>> START Dataset entries
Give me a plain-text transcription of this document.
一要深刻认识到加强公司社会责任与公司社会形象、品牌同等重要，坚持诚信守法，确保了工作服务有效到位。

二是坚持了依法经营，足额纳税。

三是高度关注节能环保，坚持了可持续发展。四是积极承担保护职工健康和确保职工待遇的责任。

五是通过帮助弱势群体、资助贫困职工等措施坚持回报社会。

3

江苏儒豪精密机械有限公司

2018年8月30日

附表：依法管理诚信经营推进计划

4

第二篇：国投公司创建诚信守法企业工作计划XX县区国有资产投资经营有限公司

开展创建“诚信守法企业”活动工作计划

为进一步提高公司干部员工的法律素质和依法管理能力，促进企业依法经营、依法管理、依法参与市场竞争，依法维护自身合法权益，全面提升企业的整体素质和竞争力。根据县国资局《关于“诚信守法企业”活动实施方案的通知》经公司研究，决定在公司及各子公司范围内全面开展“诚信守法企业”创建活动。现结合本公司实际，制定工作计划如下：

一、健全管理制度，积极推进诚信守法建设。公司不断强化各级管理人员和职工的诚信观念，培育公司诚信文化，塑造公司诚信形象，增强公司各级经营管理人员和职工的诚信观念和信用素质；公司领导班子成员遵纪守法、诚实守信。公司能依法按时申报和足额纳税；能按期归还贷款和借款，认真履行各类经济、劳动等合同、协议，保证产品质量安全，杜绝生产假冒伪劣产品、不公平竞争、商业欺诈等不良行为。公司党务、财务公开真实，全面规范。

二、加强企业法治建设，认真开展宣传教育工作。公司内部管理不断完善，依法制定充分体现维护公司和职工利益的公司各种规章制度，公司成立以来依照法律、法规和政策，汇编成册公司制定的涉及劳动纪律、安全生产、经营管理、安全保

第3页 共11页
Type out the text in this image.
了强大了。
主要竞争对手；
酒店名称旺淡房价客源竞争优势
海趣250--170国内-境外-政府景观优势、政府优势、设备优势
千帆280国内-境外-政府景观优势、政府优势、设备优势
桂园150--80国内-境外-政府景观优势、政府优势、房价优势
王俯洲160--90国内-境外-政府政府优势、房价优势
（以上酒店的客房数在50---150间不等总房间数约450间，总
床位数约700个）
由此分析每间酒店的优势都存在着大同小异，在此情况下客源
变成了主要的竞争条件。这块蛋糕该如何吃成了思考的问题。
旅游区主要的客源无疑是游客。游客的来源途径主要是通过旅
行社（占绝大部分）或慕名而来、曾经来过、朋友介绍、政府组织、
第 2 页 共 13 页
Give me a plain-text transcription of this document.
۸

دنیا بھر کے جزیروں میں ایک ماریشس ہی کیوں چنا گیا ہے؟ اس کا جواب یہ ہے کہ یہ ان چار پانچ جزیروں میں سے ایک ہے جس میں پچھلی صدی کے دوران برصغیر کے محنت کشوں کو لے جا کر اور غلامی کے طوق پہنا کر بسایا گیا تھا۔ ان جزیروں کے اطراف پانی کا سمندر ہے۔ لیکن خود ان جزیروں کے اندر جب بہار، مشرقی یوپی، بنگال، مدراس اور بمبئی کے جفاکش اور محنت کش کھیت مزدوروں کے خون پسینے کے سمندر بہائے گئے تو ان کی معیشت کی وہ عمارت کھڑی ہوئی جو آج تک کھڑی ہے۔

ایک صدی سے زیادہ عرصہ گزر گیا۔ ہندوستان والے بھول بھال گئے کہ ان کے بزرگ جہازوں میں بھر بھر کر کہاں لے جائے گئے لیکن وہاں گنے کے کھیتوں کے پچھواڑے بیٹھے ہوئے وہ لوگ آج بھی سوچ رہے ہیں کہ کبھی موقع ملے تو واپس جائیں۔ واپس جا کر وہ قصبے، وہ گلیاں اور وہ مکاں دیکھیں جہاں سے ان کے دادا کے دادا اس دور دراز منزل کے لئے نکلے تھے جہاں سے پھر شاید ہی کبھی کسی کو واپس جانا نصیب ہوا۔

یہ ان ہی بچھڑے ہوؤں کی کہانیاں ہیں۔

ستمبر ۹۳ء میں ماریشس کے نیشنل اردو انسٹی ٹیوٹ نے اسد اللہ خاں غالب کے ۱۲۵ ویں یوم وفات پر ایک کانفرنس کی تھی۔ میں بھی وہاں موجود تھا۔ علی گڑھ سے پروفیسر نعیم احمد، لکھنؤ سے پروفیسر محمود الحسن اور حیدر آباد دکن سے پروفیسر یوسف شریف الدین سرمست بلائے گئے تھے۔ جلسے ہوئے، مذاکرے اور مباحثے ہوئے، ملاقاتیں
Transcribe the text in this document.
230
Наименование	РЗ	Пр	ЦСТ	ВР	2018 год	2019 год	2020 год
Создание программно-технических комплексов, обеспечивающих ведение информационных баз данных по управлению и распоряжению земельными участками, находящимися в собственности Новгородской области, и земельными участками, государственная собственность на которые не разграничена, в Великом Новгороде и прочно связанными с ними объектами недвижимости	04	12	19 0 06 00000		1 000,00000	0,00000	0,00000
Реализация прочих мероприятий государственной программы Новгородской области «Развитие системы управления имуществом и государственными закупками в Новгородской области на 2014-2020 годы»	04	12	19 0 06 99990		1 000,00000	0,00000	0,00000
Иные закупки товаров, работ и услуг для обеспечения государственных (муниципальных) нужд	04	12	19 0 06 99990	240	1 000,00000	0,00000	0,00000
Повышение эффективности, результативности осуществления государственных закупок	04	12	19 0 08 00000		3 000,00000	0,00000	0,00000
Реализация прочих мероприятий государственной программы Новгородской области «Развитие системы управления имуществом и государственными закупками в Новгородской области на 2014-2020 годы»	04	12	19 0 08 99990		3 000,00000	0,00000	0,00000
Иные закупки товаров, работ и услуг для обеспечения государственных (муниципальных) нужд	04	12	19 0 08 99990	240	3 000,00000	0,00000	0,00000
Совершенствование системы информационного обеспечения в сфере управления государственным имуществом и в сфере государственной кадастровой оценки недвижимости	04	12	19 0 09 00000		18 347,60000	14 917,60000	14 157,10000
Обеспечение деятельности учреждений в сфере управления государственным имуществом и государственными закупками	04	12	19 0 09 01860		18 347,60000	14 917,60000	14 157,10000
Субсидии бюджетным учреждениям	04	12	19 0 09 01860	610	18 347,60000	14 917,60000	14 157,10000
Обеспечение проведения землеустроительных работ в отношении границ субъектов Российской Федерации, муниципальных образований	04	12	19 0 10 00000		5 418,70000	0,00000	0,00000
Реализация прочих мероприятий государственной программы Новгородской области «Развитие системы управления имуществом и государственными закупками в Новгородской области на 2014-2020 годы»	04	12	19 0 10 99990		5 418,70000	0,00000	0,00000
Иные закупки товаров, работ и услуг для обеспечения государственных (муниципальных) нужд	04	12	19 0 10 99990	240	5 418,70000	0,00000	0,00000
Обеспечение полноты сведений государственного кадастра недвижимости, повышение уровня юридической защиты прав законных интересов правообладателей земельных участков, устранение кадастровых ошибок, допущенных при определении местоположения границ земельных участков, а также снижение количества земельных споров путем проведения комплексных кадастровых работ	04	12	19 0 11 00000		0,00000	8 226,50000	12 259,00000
>> END Dataset entries
## What is required
Repeat the material above in full, exactly as it stands.

## Response to this task
Give me a plain-text transcription of this document.
一要深刻认识到加强公司社会责任与公司社会形象、品牌同等重要，坚持诚信守法，确保了工作服务有效到位。

二是坚持了依法经营，足额纳税。

三是高度关注节能环保，坚持了可持续发展。四是积极承担保护职工健康和确保职工待遇的责任。

五是通过帮助弱势群体、资助贫困职工等措施坚持回报社会。

3

江苏儒豪精密机械有限公司

2018年8月30日

附表：依法管理诚信经营推进计划

4

第二篇：国投公司创建诚信守法企业工作计划XX县区国有资产投资经营有限公司

开展创建“诚信守法企业”活动工作计划

为进一步提高公司干部员工的法律素质和依法管理能力，促进企业依法经营、依法管理、依法参与市场竞争，依法维护自身合法权益，全面提升企业的整体素质和竞争力。根据县国资局《关于“诚信守法企业”活动实施方案的通知》经公司研究，决定在公司及各子公司范围内全面开展“诚信守法企业”创建活动。现结合本公司实际，制定工作计划如下：

一、健全管理制度，积极推进诚信守法建设。公司不断强化各级管理人员和职工的诚信观念，培育公司诚信文化，塑造公司诚信形象，增强公司各级经营管理人员和职工的诚信观念和信用素质；公司领导班子成员遵纪守法、诚实守信。公司能依法按时申报和足额纳税；能按期归还贷款和借款，认真履行各类经济、劳动等合同、协议，保证产品质量安全，杜绝生产假冒伪劣产品、不公平竞争、商业欺诈等不良行为。公司党务、财务公开真实，全面规范。

二、加强企业法治建设，认真开展宣传教育工作。公司内部管理不断完善，依法制定充分体现维护公司和职工利益的公司各种规章制度，公司成立以来依照法律、法规和政策，汇编成册公司制定的涉及劳动纪律、安全生产、经营管理、安全保

第3页 共11页
Type out the text in this image.
了强大了。
主要竞争对手；
酒店名称旺淡房价客源竞争优势
海趣250--170国内-境外-政府景观优势、政府优势、设备优势
千帆280国内-境外-政府景观优势、政府优势、设备优势
桂园150--80国内-境外-政府景观优势、政府优势、房价优势
王俯洲160--90国内-境外-政府政府优势、房价优势
（以上酒店的客房数在50---150间不等总房间数约450间，总
床位数约700个）
由此分析每间酒店的优势都存在着大同小异，在此情况下客源
变成了主要的竞争条件。这块蛋糕该如何吃成了思考的问题。
旅游区主要的客源无疑是游客。游客的来源途径主要是通过旅
行社（占绝大部分）或慕名而来、曾经来过、朋友介绍、政府组织、
第 2 页 共 13 页
Give me a plain-text transcription of this document.
۸

دنیا بھر کے جزیروں میں ایک ماریشس ہی کیوں چنا گیا ہے؟ اس کا جواب یہ ہے کہ یہ ان چار پانچ جزیروں میں سے ایک ہے جس میں پچھلی صدی کے دوران برصغیر کے محنت کشوں کو لے جا کر اور غلامی کے طوق پہنا کر بسایا گیا تھا۔ ان جزیروں کے اطراف پانی کا سمندر ہے۔ لیکن خود ان جزیروں کے اندر جب بہار، مشرقی یوپی، بنگال، مدراس اور بمبئی کے جفاکش اور محنت کش کھیت مزدوروں کے خون پسینے کے سمندر بہائے گئے تو ان کی معیشت کی وہ عمارت کھڑی ہوئی جو آج تک کھڑی ہے۔

ایک صدی سے زیادہ عرصہ گزر گیا۔ ہندوستان والے بھول بھال گئے کہ ان کے بزرگ جہازوں میں بھر بھر کر کہاں لے جائے گئے لیکن وہاں گنے کے کھیتوں کے پچھواڑے بیٹھے ہوئے وہ لوگ آج بھی سوچ رہے ہیں کہ کبھی موقع ملے تو واپس جائیں۔ واپس جا کر وہ قصبے، وہ گلیاں اور وہ مکاں دیکھیں جہاں سے ان کے دادا کے دادا اس دور دراز منزل کے لئے نکلے تھے جہاں سے پھر شاید ہی کبھی کسی کو واپس جانا نصیب ہوا۔

یہ ان ہی بچھڑے ہوؤں کی کہانیاں ہیں۔

ستمبر ۹۳ء میں ماریشس کے نیشنل اردو انسٹی ٹیوٹ نے اسد اللہ خاں غالب کے ۱۲۵ ویں یوم وفات پر ایک کانفرنس کی تھی۔ میں بھی وہاں موجود تھا۔ علی گڑھ سے پروفیسر نعیم احمد، لکھنؤ سے پروفیسر محمود الحسن اور حیدر آباد دکن سے پروفیسر یوسف شریف الدین سرمست بلائے گئے تھے۔ جلسے ہوئے، مذاکرے اور مباحثے ہوئے، ملاقاتیں
Transcribe the text in this document.
230
Наименование	РЗ	Пр	ЦСТ	ВР	2018 год	2019 год	2020 год
Создание программно-технических комплексов, обеспечивающих ведение информационных баз данных по управлению и распоряжению земельными участками, находящимися в собственности Новгородской области, и земельными участками, государственная собственность на которые не разграничена, в Великом Новгороде и прочно связанными с ними объектами недвижимости	04	12	19 0 06 00000		1 000,00000	0,00000	0,00000
Реализация прочих мероприятий государственной программы Новгородской области «Развитие системы управления имуществом и государственными закупками в Новгородской области на 2014-2020 годы»	04	12	19 0 06 99990		1 000,00000	0,00000	0,00000
Иные закупки товаров, работ и услуг для обеспечения государственных (муниципальных) нужд	04	12	19 0 06 99990	240	1 000,00000	0,00000	0,00000
Повышение эффективности, результативности осуществления государственных закупок	04	12	19 0 08 00000		3 000,00000	0,00000	0,00000
Реализация прочих мероприятий государственной программы Новгородской области «Развитие системы управления имуществом и государственными закупками в Новгородской области на 2014-2020 годы»	04	12	19 0 08 99990		3 000,00000	0,00000	0,00000
Иные закупки товаров, работ и услуг для обеспечения государственных (муниципальных) нужд	04	12	19 0 08 99990	240	3 000,00000	0,00000	0,00000
Совершенствование системы информационного обеспечения в сфере управления государственным имуществом и в сфере государственной кадастровой оценки недвижимости	04	12	19 0 09 00000		18 347,60000	14 917,60000	14 157,10000
Обеспечение деятельности учреждений в сфере управления государственным имуществом и государственными закупками	04	12	19 0 09 01860		18 347,60000	14 917,60000	14 157,10000
Субсидии бюджетным учреждениям	04	12	19 0 09 01860	610	18 347,60000	14 917,60000	14 157,10000
Обеспечение проведения землеустроительных работ в отношении границ субъектов Российской Федерации, муниципальных образований	04	12	19 0 10 00000		5 418,70000	0,00000	0,00000
Реализация прочих мероприятий государственной программы Новгородской области «Развитие системы управления имуществом и государственными закупками в Новгородской области на 2014-2020 годы»	04	12	19 0 10 99990		5 418,70000	0,00000	0,00000
Иные закупки товаров, работ и услуг для обеспечения государственных (муниципальных) нужд	04	12	19 0 10 99990	240	5 418,70000	0,00000	0,00000
Обеспечение полноты сведений государственного кадастра недвижимости, повышение уровня юридической защиты прав законных интересов правообладателей земельных участков, устранение кадастровых ошибок, допущенных при определении местоположения границ земельных участков, а также снижение количества земельных споров путем проведения комплексных кадастровых работ	04	12	19 0 11 00000		0,00000	8 226,50000	12 259,00000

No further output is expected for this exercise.